→ **SHORT EXERCISE**: Find each line with the string "Demensija" and report it.

→ **EXTRACTED ENTRIES**:
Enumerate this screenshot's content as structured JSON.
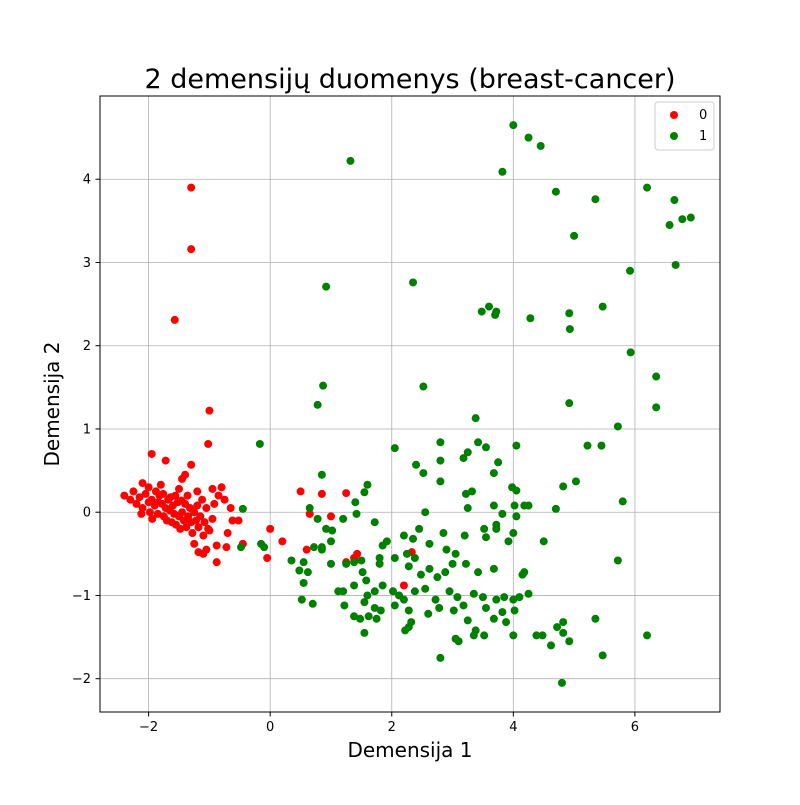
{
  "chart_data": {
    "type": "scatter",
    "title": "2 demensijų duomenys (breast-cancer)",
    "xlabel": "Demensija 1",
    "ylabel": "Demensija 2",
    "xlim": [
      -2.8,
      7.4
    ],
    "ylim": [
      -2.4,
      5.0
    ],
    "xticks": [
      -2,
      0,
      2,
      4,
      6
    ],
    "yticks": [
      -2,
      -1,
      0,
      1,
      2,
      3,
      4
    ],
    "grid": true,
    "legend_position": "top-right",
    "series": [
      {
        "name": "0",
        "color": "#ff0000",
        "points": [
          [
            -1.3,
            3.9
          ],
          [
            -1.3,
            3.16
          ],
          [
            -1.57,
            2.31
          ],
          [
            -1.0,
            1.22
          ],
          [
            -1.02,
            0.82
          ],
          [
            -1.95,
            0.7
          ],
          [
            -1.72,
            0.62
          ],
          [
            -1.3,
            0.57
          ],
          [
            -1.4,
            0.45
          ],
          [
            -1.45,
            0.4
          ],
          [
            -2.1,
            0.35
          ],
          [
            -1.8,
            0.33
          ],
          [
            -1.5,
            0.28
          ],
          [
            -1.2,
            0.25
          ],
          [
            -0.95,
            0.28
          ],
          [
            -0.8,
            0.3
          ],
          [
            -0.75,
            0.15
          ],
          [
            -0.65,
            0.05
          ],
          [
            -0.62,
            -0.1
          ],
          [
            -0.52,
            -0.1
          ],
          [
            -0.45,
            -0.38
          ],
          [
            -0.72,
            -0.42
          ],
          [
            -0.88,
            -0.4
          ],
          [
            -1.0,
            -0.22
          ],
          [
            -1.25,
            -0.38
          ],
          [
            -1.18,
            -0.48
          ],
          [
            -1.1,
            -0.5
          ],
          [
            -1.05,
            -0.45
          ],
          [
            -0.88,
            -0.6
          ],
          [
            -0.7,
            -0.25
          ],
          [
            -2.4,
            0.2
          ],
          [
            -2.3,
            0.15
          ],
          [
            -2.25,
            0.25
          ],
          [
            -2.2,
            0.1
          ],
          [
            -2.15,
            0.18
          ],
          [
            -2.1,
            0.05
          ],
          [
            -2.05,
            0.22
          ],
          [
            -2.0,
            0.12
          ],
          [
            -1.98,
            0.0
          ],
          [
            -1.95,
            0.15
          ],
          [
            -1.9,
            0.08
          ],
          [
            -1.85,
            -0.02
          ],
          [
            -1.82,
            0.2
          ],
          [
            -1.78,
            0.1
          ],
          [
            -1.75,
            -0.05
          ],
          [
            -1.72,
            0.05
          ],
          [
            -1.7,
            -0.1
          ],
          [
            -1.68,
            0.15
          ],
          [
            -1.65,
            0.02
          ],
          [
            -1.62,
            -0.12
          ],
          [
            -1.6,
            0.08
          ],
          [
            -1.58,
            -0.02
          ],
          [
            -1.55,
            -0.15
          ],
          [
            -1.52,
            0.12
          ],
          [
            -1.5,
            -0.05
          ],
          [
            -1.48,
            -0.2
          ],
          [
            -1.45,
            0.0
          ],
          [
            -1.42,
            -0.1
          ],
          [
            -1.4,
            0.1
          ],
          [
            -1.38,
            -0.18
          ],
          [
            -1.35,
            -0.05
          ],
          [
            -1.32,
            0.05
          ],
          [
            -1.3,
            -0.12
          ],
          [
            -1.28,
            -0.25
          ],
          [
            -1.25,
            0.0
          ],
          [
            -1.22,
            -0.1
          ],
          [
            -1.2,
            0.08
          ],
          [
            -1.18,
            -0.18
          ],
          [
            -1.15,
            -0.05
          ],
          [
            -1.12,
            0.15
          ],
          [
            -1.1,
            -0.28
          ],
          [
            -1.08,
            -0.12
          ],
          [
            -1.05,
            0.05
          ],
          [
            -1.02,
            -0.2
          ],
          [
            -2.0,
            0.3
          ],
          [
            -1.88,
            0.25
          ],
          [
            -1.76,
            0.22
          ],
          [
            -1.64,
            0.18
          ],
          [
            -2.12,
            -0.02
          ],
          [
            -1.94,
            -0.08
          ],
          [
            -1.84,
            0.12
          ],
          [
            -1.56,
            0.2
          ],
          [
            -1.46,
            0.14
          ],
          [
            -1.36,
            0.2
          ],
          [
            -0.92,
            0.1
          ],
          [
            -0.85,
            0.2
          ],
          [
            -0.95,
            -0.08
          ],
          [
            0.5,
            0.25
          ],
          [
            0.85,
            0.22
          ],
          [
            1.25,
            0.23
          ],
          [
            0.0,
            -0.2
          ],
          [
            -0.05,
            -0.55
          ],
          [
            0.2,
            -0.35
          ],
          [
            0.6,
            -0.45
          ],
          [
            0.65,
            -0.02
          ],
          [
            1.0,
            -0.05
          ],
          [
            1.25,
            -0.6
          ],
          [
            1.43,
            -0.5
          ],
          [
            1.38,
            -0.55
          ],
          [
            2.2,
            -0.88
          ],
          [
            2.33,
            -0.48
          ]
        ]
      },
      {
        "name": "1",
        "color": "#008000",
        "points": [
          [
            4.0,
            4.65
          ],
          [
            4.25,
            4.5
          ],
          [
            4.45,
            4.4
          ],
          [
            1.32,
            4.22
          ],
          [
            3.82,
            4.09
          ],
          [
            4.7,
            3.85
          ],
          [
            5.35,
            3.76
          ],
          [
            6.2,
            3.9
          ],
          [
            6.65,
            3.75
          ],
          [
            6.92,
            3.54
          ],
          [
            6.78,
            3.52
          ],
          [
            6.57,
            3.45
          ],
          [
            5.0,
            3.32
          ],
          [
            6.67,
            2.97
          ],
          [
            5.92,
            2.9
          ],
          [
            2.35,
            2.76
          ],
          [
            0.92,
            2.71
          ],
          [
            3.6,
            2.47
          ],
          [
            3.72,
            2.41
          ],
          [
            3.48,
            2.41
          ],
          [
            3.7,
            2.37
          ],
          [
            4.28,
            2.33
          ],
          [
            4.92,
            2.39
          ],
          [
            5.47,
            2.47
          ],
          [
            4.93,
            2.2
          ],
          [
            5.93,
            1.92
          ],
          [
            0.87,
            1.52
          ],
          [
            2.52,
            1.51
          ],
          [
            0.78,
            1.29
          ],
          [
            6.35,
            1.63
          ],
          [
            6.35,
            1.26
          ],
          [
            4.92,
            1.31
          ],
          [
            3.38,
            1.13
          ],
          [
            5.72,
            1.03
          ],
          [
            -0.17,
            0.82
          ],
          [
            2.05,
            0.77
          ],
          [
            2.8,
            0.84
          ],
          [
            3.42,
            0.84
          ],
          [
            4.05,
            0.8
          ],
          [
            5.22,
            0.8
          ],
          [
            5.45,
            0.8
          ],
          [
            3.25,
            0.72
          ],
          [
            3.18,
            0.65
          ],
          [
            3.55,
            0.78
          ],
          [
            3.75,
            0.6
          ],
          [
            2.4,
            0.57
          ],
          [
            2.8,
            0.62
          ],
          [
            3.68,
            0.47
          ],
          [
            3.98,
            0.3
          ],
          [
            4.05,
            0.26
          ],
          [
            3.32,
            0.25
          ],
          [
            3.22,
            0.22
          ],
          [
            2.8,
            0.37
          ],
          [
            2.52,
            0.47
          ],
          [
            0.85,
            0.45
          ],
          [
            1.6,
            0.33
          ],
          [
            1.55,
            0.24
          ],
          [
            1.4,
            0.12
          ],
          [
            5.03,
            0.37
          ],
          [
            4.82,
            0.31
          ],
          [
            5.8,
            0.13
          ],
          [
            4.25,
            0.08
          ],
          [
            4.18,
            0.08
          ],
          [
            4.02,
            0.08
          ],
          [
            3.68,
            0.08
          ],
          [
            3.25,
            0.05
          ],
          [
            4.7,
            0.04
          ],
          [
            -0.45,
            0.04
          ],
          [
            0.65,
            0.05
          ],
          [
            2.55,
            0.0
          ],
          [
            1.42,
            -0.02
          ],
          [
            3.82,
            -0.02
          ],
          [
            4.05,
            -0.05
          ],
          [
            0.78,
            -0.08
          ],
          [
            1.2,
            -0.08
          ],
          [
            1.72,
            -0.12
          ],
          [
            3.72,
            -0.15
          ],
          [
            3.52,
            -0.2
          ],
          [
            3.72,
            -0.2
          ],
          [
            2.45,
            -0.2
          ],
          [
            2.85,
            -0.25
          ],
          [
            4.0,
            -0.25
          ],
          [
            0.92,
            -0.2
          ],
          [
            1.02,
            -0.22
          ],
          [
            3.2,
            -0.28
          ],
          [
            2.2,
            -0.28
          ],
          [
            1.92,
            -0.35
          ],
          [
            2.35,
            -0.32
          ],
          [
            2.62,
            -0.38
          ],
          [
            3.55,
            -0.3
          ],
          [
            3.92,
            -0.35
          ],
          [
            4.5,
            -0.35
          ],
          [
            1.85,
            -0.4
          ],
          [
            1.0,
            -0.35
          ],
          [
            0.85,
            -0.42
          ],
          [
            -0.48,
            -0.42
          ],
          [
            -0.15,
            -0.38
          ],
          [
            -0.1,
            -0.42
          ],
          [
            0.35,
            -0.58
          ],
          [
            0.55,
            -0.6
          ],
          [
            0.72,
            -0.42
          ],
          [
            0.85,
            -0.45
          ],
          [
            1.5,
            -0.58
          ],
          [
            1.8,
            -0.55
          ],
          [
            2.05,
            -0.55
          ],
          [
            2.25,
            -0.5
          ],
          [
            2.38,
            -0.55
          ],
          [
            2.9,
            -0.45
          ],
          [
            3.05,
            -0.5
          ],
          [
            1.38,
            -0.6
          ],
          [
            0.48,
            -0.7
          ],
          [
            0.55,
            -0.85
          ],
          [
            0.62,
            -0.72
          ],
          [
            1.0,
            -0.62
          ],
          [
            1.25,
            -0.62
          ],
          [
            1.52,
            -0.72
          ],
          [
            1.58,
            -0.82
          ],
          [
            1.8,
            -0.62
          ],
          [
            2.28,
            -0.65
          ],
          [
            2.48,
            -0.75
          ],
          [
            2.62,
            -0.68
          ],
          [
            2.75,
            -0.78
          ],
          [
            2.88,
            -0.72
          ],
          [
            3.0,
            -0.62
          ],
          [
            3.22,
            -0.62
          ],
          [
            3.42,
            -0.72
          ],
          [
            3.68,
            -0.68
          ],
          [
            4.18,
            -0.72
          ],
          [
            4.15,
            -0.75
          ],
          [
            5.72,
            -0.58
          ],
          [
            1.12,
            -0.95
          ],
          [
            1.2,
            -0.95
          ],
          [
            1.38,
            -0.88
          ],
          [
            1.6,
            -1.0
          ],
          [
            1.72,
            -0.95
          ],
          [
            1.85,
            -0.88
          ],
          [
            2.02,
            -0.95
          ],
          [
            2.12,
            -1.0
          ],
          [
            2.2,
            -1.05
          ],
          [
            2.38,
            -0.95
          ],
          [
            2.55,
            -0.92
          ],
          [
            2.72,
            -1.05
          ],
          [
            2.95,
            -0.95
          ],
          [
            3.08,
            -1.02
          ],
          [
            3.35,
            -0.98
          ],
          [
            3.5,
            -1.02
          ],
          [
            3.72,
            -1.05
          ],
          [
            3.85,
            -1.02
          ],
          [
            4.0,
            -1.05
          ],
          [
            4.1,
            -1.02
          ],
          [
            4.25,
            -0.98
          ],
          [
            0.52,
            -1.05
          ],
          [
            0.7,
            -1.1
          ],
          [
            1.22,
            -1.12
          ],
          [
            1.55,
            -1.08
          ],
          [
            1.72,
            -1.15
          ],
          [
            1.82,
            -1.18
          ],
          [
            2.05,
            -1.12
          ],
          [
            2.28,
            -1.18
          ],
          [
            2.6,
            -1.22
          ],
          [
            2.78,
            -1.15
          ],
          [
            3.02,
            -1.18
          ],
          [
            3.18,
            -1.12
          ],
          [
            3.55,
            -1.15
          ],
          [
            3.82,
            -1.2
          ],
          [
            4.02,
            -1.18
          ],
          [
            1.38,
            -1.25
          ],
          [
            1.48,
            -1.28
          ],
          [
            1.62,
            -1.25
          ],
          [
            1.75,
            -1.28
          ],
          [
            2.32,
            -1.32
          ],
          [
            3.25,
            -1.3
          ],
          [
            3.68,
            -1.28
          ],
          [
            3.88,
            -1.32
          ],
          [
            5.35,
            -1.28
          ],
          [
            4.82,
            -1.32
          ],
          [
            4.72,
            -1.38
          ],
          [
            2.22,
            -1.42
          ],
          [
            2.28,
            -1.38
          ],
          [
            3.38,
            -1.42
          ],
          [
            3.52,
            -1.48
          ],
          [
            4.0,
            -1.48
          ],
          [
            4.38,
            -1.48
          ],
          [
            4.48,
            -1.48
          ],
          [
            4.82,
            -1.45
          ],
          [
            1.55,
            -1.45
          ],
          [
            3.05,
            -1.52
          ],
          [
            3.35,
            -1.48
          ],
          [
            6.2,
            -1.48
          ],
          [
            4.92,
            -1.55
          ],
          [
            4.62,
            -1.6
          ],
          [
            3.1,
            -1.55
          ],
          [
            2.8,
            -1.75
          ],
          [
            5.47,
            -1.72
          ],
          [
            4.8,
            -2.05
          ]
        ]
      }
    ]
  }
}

→ **WRITTEN SOLUTION**:
    "xlabel": "Demensija 1",
    "ylabel": "Demensija 2",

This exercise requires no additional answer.